__What is needed__: Work out the number of lines containing "metodológico". Give that number alone.
START Supplied information
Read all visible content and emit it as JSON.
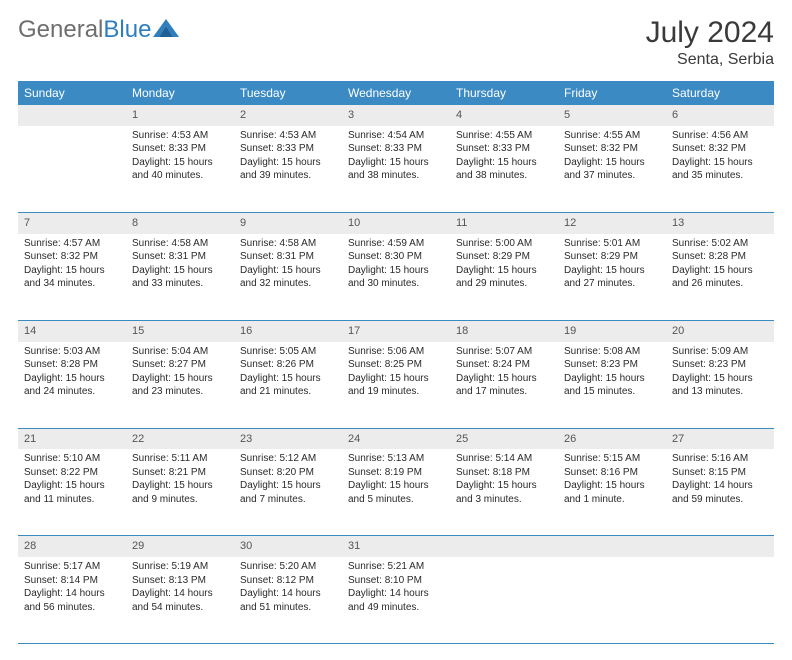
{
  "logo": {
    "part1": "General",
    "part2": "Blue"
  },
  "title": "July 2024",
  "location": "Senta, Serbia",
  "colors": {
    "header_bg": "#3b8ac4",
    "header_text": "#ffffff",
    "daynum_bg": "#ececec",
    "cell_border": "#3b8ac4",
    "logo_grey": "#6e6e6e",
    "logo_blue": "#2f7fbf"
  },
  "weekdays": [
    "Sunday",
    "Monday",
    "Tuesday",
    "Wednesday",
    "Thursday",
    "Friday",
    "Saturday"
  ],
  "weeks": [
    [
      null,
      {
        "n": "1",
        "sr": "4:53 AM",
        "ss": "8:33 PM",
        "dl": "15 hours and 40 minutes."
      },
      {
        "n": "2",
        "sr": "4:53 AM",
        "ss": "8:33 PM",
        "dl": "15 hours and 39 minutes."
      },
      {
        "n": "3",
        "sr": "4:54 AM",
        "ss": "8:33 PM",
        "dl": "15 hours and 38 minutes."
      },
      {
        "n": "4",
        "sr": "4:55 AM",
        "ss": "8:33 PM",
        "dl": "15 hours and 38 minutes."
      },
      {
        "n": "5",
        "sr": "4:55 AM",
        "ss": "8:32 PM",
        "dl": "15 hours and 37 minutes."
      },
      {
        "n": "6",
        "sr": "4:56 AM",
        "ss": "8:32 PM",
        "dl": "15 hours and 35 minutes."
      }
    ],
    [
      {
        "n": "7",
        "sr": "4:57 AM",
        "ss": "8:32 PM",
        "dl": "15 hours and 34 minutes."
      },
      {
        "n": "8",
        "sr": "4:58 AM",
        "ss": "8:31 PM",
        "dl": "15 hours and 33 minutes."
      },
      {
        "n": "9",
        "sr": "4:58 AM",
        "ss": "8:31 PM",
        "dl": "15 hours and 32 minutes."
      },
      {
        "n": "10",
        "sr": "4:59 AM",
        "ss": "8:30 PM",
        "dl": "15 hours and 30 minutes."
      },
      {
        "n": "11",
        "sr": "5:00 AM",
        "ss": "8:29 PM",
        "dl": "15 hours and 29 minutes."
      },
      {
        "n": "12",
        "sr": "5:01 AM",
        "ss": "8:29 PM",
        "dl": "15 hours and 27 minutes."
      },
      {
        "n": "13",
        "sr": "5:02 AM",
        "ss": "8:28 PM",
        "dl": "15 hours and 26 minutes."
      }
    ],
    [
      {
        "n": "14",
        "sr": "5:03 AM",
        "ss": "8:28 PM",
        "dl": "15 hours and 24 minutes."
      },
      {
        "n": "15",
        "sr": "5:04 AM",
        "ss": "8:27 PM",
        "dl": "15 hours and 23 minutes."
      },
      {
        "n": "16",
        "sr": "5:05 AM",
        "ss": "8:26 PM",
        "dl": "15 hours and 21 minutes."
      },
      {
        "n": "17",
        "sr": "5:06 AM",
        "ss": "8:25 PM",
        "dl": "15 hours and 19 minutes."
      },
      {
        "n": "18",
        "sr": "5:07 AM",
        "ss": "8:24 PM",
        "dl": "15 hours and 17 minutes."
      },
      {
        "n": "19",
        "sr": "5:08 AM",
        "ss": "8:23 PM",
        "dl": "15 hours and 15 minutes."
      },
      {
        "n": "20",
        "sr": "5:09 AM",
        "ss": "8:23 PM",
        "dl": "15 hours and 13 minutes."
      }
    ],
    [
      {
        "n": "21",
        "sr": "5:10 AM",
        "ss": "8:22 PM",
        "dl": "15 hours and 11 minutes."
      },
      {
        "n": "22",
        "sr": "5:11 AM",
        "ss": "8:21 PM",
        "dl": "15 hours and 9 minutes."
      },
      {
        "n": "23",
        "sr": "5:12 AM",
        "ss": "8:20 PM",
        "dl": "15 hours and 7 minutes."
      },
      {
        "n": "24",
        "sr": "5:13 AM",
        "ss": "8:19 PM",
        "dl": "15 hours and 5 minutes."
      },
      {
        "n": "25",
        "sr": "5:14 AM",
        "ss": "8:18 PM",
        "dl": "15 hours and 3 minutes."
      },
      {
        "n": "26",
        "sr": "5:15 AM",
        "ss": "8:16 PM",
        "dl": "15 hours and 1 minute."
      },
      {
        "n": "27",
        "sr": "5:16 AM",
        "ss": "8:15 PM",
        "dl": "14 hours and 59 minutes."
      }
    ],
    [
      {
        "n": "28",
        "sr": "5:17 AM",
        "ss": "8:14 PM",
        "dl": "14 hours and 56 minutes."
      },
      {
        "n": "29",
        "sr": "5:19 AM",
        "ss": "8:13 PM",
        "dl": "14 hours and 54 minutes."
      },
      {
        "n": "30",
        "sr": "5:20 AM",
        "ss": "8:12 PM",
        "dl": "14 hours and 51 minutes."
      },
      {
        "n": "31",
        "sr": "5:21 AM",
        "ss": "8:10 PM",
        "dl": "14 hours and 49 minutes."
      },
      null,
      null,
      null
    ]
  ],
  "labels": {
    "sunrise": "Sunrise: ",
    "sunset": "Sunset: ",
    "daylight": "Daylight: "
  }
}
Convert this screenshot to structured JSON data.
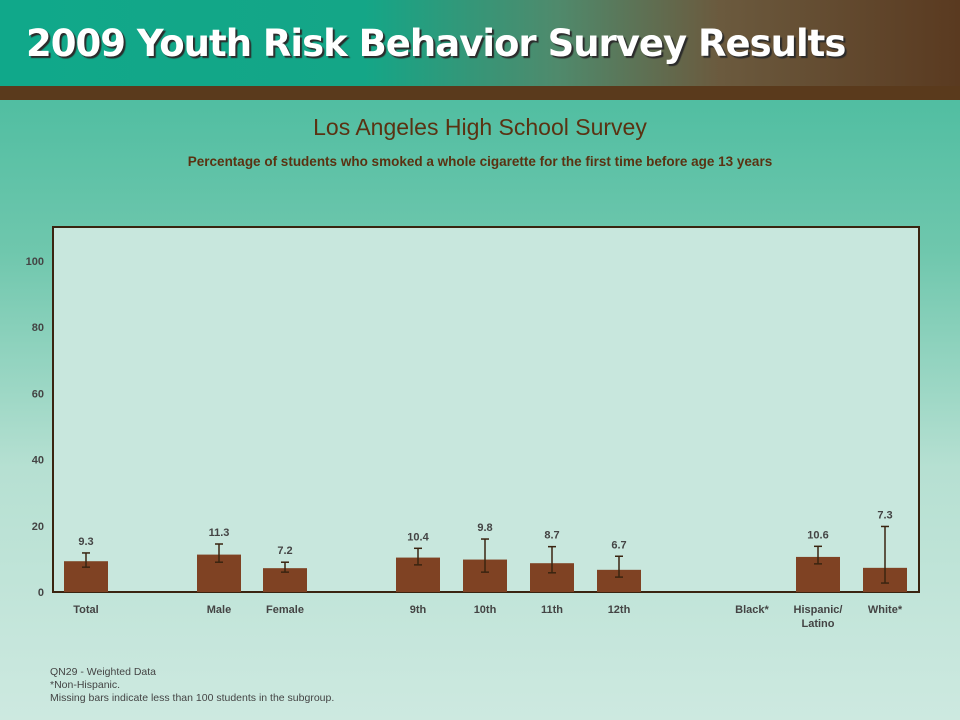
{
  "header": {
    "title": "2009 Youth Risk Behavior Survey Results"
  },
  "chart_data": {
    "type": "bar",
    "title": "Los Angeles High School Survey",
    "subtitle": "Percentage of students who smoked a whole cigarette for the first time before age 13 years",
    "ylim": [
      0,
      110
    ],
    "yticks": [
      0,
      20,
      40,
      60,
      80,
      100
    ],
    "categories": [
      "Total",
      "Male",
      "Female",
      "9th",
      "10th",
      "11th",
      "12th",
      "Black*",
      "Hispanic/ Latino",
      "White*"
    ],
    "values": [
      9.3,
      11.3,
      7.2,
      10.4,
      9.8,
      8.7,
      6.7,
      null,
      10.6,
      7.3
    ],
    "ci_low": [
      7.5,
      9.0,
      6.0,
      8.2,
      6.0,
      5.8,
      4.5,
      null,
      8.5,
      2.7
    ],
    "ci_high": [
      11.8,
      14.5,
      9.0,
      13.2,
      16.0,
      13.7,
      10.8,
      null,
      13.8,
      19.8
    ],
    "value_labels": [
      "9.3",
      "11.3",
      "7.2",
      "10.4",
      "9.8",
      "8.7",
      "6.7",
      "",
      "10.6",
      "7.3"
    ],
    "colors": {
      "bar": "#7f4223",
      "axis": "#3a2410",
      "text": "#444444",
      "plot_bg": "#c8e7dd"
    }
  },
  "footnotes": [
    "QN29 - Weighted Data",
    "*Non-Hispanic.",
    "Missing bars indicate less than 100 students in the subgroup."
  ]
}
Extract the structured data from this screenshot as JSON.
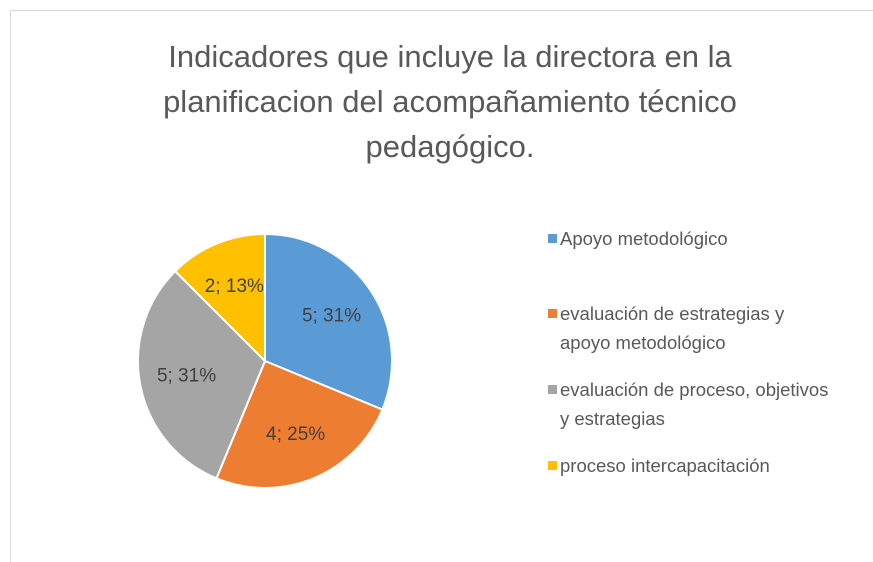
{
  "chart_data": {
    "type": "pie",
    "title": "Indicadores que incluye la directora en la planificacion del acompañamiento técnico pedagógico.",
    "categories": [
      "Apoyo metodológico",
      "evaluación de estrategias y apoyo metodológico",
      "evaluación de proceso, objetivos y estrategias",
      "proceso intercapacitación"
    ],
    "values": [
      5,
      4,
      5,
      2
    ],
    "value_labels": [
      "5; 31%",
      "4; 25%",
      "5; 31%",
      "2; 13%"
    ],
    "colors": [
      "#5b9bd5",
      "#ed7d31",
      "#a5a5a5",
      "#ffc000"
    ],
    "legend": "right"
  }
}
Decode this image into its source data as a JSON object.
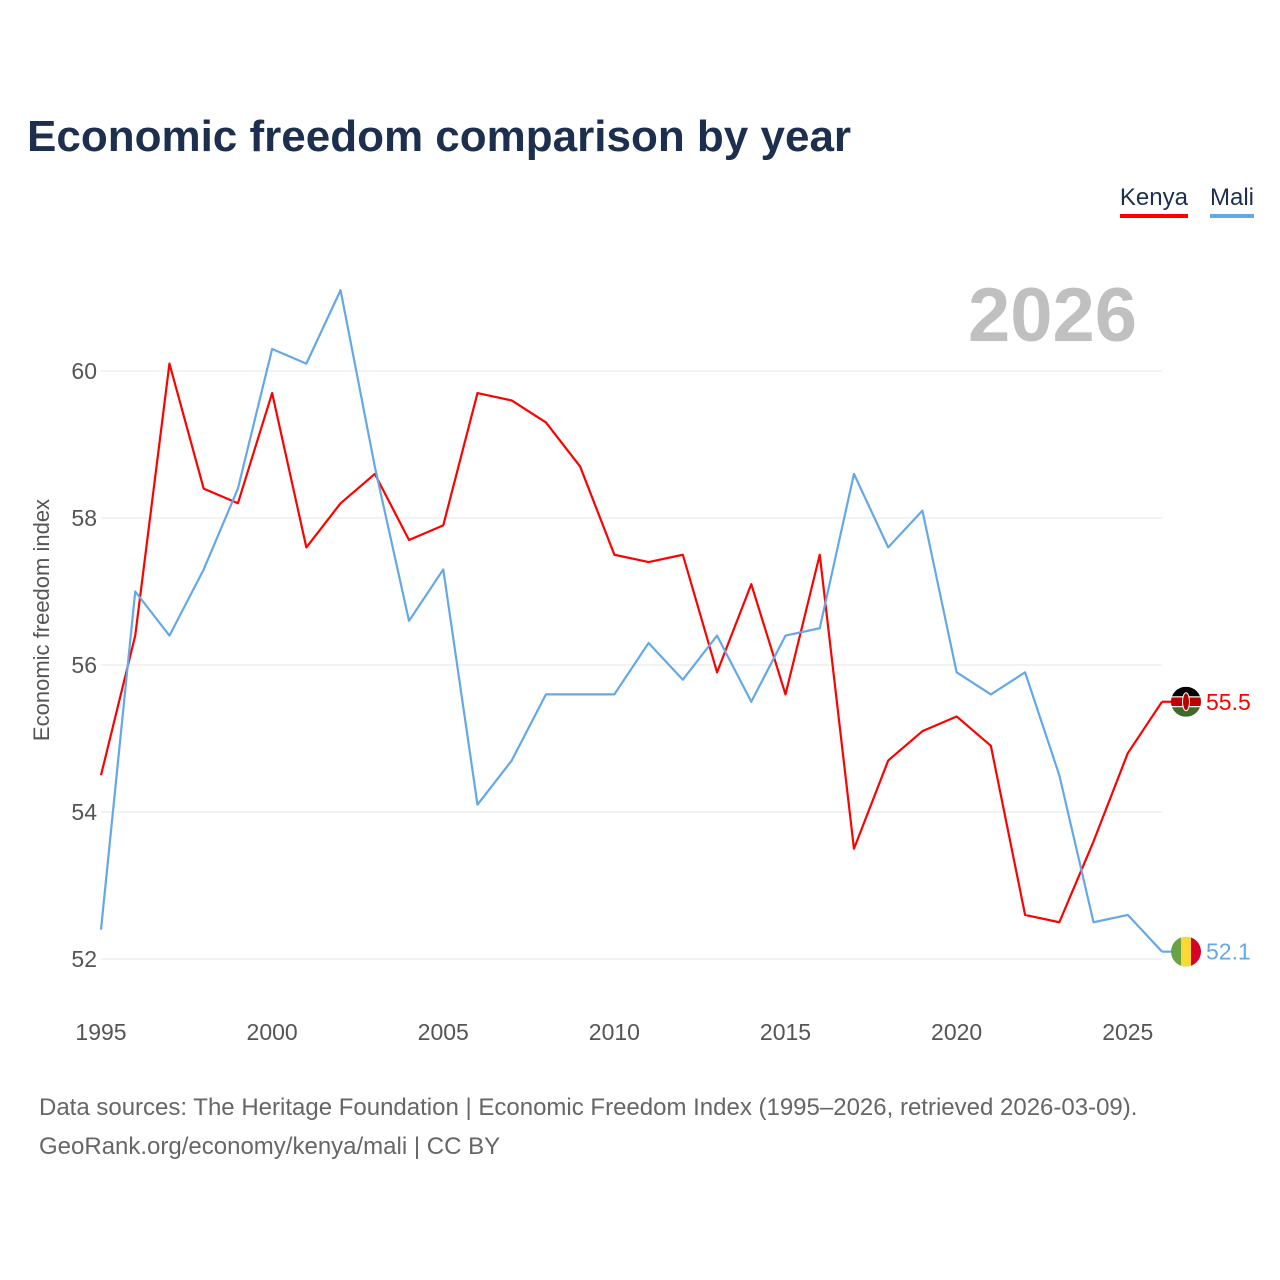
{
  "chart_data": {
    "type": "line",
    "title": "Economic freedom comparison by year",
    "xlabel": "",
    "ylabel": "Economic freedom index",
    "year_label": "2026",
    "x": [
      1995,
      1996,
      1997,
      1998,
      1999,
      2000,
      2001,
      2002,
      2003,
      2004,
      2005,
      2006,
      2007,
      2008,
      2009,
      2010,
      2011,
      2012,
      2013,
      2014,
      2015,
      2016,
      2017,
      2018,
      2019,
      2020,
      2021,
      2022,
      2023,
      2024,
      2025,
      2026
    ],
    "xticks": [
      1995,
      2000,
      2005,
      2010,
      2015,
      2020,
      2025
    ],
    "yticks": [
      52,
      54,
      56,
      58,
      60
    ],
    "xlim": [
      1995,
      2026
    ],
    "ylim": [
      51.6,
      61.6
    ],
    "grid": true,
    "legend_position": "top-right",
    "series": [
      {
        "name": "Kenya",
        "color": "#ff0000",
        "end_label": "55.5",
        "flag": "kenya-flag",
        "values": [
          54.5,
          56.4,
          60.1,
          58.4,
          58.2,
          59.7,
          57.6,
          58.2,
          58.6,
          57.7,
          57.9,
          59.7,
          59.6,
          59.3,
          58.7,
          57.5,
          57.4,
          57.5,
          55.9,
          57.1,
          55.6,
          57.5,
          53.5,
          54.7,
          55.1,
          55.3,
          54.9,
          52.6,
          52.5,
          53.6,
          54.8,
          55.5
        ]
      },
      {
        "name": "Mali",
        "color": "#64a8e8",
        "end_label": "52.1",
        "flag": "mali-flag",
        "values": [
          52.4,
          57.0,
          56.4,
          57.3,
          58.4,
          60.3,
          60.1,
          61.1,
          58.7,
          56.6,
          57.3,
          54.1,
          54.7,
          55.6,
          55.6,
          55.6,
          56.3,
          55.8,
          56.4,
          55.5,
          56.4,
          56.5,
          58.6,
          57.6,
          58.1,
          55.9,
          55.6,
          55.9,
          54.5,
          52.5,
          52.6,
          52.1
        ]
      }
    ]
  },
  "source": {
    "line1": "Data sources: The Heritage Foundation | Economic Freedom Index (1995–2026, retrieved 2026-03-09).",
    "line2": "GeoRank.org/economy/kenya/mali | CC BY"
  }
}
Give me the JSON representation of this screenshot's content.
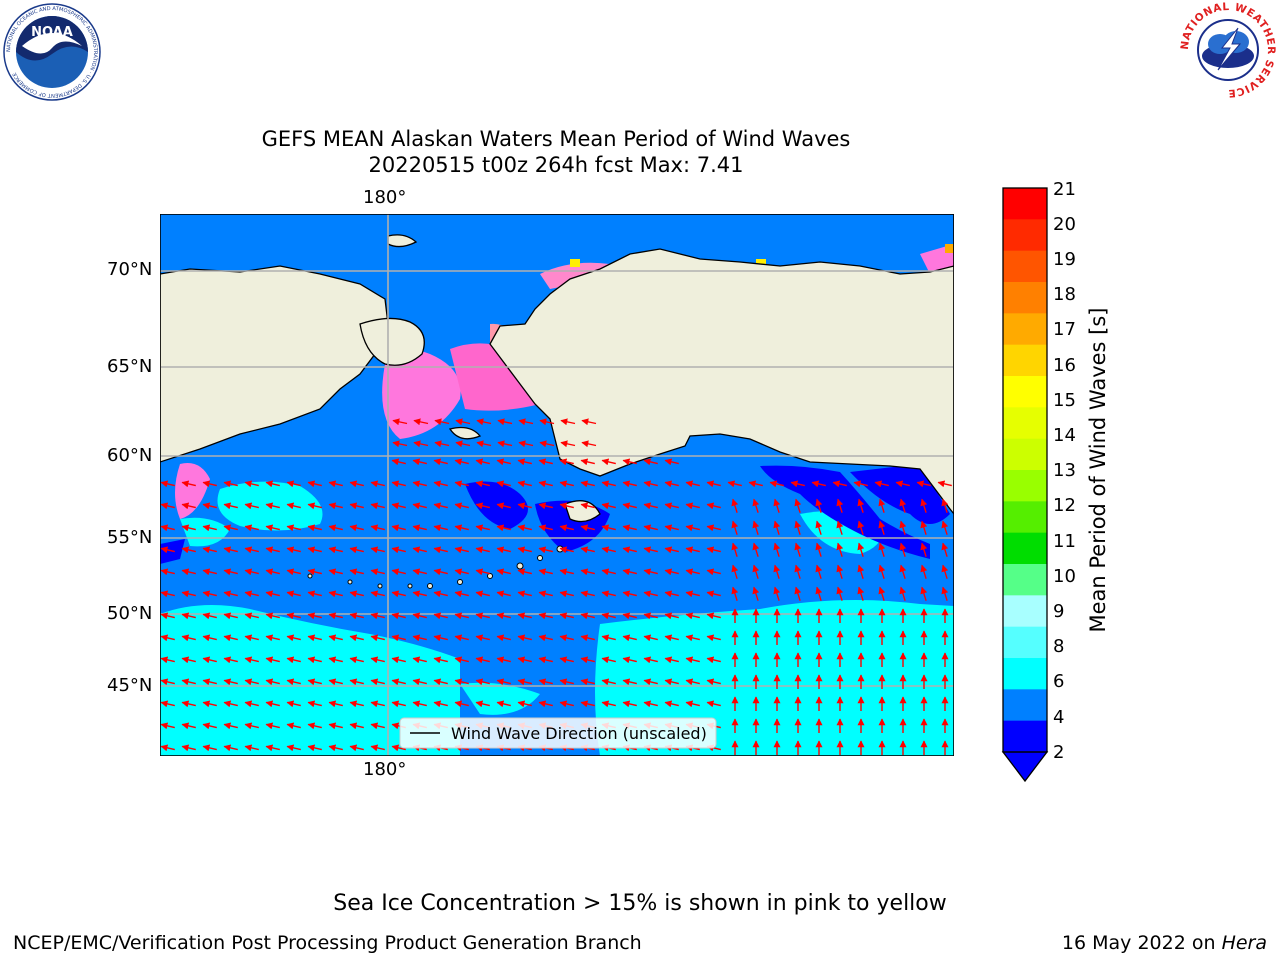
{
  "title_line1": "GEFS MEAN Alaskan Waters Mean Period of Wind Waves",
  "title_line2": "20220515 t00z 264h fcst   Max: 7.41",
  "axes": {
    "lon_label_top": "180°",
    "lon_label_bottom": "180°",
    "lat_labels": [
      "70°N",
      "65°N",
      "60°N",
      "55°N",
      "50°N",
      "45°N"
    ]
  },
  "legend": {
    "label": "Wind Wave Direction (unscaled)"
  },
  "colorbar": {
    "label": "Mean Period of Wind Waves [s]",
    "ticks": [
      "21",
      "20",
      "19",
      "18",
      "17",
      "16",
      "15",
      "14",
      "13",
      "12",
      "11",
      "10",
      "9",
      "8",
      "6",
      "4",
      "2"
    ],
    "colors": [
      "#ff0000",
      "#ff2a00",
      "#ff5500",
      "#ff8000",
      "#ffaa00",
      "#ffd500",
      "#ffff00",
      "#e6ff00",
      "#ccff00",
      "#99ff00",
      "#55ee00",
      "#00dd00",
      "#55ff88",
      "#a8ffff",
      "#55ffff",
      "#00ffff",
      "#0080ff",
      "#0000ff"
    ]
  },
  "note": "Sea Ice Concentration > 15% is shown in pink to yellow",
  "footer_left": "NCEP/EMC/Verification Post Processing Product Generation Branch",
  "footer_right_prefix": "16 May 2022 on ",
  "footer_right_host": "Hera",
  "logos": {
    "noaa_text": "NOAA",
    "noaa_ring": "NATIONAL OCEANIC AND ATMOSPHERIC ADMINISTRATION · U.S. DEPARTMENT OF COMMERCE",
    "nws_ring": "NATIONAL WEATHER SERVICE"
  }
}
END Supplied information
__The solution__: 2